• What the exercise asks
Images embedded in the records are excluded; print everything else exactly as given.

• The records
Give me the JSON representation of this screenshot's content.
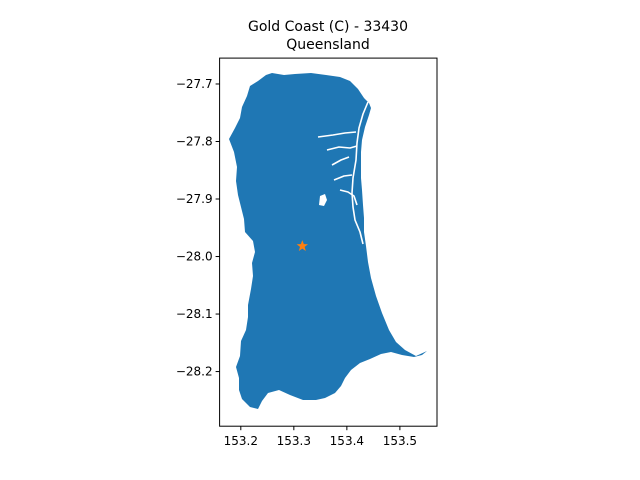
{
  "chart_data": {
    "type": "map",
    "title": "Gold Coast (C) - 33430",
    "subtitle": "Queensland",
    "xlabel": "",
    "ylabel": "",
    "xlim": [
      153.16,
      153.57
    ],
    "ylim": [
      -28.295,
      -27.655
    ],
    "x_ticks": [
      {
        "value": 153.2,
        "label": "153.2"
      },
      {
        "value": 153.3,
        "label": "153.3"
      },
      {
        "value": 153.4,
        "label": "153.4"
      },
      {
        "value": 153.5,
        "label": "153.5"
      }
    ],
    "y_ticks": [
      {
        "value": -27.7,
        "label": "−27.7"
      },
      {
        "value": -27.8,
        "label": "−27.8"
      },
      {
        "value": -27.9,
        "label": "−27.9"
      },
      {
        "value": -28.0,
        "label": "−28.0"
      },
      {
        "value": -28.1,
        "label": "−28.1"
      },
      {
        "value": -28.2,
        "label": "−28.2"
      }
    ],
    "region_fill": "#1f77b4",
    "marker": {
      "lon": 153.316,
      "lat": -27.982,
      "symbol": "star",
      "color": "#ff7f0e"
    },
    "grid": false
  }
}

• Reply
Give me the JSON representation of this screenshot's content.
{
  "chart_data": {
    "type": "map",
    "title": "Gold Coast (C) - 33430",
    "subtitle": "Queensland",
    "xlabel": "",
    "ylabel": "",
    "xlim": [
      153.16,
      153.57
    ],
    "ylim": [
      -28.295,
      -27.655
    ],
    "x_ticks": [
      {
        "value": 153.2,
        "label": "153.2"
      },
      {
        "value": 153.3,
        "label": "153.3"
      },
      {
        "value": 153.4,
        "label": "153.4"
      },
      {
        "value": 153.5,
        "label": "153.5"
      }
    ],
    "y_ticks": [
      {
        "value": -27.7,
        "label": "−27.7"
      },
      {
        "value": -27.8,
        "label": "−27.8"
      },
      {
        "value": -27.9,
        "label": "−27.9"
      },
      {
        "value": -28.0,
        "label": "−28.0"
      },
      {
        "value": -28.1,
        "label": "−28.1"
      },
      {
        "value": -28.2,
        "label": "−28.2"
      }
    ],
    "region_fill": "#1f77b4",
    "marker": {
      "lon": 153.316,
      "lat": -27.982,
      "symbol": "star",
      "color": "#ff7f0e"
    },
    "grid": false
  }
}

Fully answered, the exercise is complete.